→ Requirements: Gather the lines that hold the string "remote".

→ Dataset records:
begin

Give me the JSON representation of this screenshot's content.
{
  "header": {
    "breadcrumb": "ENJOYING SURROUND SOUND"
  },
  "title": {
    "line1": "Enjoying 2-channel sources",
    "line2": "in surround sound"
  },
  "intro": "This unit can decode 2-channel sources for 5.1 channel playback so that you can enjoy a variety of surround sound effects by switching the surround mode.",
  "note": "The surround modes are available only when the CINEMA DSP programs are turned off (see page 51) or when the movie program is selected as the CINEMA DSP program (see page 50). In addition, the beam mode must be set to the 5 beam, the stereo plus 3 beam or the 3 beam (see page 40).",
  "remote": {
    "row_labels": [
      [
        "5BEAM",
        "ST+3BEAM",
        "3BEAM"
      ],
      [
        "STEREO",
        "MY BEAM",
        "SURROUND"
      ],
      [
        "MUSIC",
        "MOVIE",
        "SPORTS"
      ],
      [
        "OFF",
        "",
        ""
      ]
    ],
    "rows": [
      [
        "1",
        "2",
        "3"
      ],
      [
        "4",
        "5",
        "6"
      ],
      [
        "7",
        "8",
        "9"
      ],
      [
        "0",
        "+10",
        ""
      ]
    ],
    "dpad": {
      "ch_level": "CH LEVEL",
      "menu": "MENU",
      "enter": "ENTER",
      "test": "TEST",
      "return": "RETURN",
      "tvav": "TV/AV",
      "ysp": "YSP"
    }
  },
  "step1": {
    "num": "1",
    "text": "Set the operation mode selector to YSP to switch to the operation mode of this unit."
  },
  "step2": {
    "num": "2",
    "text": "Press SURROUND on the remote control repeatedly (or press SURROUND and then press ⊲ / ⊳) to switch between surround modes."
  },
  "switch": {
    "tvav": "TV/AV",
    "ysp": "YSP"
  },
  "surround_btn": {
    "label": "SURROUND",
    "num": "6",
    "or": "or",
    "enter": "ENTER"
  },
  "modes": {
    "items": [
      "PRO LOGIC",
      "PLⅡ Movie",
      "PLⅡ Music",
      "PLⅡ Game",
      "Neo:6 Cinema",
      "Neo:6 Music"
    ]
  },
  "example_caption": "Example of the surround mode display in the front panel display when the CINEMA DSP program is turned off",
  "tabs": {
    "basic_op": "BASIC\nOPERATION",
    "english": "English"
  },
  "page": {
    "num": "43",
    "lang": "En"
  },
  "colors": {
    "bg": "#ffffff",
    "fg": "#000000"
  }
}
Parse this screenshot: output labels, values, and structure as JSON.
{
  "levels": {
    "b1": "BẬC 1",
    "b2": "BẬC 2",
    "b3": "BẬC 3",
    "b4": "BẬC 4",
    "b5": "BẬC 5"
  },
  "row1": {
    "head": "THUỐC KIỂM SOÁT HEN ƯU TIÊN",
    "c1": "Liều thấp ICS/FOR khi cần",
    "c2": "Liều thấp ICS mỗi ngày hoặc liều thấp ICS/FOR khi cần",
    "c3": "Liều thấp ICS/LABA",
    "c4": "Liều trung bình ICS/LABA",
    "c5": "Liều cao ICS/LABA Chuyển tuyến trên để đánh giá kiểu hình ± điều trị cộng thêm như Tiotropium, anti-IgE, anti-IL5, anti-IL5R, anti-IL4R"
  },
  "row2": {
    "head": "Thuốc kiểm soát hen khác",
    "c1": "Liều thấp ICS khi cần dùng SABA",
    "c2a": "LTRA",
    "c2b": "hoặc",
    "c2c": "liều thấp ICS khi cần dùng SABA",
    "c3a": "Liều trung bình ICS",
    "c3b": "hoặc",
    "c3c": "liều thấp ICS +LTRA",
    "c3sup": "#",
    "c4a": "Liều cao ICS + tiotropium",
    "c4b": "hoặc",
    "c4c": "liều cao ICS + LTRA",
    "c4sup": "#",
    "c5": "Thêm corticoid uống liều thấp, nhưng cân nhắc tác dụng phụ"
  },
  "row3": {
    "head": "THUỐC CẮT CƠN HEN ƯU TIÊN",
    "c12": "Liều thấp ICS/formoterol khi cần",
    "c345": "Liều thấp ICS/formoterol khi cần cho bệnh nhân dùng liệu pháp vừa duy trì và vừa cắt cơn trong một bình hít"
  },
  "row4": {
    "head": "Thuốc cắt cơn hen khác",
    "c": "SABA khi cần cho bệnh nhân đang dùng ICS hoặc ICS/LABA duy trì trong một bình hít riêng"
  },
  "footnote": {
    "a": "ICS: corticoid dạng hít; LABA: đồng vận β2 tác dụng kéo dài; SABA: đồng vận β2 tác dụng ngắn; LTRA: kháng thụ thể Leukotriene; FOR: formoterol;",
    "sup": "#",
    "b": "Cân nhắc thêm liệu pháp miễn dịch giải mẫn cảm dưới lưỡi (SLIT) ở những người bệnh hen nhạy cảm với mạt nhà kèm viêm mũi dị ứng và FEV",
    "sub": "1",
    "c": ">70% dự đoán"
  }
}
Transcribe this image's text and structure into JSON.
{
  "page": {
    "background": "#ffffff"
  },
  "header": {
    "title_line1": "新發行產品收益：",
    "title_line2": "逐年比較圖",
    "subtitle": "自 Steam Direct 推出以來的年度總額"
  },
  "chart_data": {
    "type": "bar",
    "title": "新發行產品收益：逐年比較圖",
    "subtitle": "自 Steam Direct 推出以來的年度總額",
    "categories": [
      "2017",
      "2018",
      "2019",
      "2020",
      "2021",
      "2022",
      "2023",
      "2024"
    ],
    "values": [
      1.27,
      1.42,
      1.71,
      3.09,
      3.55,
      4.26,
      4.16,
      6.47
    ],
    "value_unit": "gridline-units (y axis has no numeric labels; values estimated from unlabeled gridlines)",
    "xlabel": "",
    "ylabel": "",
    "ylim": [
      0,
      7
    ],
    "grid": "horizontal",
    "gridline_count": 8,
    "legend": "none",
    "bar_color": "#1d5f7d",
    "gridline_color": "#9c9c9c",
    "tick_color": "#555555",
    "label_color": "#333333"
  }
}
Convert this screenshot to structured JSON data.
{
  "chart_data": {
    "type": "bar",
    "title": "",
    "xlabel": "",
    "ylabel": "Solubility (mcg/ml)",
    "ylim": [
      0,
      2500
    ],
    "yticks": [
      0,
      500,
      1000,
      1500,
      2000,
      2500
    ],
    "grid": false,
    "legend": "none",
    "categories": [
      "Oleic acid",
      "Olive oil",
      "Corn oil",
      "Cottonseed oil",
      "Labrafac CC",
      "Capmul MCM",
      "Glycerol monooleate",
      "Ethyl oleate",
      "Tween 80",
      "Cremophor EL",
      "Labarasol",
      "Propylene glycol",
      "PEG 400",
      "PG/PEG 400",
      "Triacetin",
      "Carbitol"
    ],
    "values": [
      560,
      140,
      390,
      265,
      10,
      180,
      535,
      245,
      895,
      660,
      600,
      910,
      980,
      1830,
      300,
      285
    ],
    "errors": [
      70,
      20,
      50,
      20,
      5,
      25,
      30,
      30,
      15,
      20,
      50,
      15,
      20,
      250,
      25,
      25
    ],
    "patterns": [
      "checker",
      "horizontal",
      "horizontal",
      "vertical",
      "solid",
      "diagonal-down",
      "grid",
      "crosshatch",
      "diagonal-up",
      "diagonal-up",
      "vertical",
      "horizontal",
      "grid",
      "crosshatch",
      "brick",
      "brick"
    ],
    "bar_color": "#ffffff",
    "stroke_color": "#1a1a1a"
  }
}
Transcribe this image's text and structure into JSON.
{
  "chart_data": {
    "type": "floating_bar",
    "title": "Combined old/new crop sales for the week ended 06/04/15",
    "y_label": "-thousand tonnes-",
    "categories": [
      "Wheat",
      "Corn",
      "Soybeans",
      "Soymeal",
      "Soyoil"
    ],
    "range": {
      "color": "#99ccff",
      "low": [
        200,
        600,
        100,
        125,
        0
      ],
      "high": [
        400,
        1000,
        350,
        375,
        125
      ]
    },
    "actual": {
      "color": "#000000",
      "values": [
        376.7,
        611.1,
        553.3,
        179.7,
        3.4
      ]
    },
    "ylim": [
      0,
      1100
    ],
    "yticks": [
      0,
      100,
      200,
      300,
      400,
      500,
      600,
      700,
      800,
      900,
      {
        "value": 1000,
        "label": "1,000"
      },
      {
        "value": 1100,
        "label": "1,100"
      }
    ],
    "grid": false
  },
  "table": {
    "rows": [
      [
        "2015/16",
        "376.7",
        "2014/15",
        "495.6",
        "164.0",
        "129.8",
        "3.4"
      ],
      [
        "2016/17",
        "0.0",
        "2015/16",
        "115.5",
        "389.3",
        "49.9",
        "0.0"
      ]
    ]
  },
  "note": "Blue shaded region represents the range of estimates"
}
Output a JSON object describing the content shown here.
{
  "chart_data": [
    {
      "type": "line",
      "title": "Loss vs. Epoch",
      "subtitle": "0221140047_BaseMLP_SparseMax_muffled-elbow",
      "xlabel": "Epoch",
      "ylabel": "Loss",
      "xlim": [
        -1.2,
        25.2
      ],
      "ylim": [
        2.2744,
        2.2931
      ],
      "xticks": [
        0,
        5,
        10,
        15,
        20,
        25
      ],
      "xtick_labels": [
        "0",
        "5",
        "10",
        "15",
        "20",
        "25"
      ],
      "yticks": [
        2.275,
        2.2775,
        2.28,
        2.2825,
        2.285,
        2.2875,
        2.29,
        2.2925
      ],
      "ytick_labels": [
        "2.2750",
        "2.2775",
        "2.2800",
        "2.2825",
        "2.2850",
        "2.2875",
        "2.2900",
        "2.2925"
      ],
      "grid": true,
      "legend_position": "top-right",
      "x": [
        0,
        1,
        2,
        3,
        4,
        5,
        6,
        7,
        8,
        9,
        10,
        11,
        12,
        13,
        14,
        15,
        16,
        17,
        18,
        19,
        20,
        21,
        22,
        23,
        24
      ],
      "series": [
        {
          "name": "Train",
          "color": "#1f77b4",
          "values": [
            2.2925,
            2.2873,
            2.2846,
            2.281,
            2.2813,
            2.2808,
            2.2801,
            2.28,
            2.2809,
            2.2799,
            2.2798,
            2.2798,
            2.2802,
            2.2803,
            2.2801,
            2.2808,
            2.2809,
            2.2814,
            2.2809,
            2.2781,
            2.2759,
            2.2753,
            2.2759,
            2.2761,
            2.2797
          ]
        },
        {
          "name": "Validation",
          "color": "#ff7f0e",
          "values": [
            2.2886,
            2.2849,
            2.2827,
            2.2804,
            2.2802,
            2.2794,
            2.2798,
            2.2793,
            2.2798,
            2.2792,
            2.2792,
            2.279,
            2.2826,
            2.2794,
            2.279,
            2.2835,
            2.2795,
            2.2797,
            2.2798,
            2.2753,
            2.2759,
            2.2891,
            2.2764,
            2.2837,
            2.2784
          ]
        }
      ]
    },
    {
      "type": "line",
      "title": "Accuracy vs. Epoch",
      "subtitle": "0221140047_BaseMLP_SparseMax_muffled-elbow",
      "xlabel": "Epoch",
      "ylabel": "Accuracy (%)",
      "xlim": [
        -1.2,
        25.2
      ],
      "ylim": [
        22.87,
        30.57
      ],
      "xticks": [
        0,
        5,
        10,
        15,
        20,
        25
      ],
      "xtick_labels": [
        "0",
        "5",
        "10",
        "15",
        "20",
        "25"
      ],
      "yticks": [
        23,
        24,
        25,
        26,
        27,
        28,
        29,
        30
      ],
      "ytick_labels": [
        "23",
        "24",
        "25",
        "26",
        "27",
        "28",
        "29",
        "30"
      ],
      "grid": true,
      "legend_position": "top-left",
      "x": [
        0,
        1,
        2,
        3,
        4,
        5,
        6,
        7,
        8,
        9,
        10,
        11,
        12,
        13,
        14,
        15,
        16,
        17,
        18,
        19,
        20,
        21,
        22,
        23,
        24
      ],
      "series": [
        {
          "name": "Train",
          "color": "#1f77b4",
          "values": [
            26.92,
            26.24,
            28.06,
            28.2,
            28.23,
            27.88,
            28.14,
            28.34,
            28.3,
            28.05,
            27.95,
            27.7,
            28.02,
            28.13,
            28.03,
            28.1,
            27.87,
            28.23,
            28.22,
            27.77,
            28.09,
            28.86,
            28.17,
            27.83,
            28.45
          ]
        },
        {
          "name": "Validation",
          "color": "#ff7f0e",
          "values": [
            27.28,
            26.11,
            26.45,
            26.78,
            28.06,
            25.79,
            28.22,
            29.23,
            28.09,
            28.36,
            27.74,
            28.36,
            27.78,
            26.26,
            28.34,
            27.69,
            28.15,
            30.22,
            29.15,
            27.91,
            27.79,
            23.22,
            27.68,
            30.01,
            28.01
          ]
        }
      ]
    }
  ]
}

end

→ Answer to the exercise:
  "remote": {
    "text": "Press SURROUND on the remote control repeatedly (or press SURROUND and then press ⊲ / ⊳) to switch between surround modes."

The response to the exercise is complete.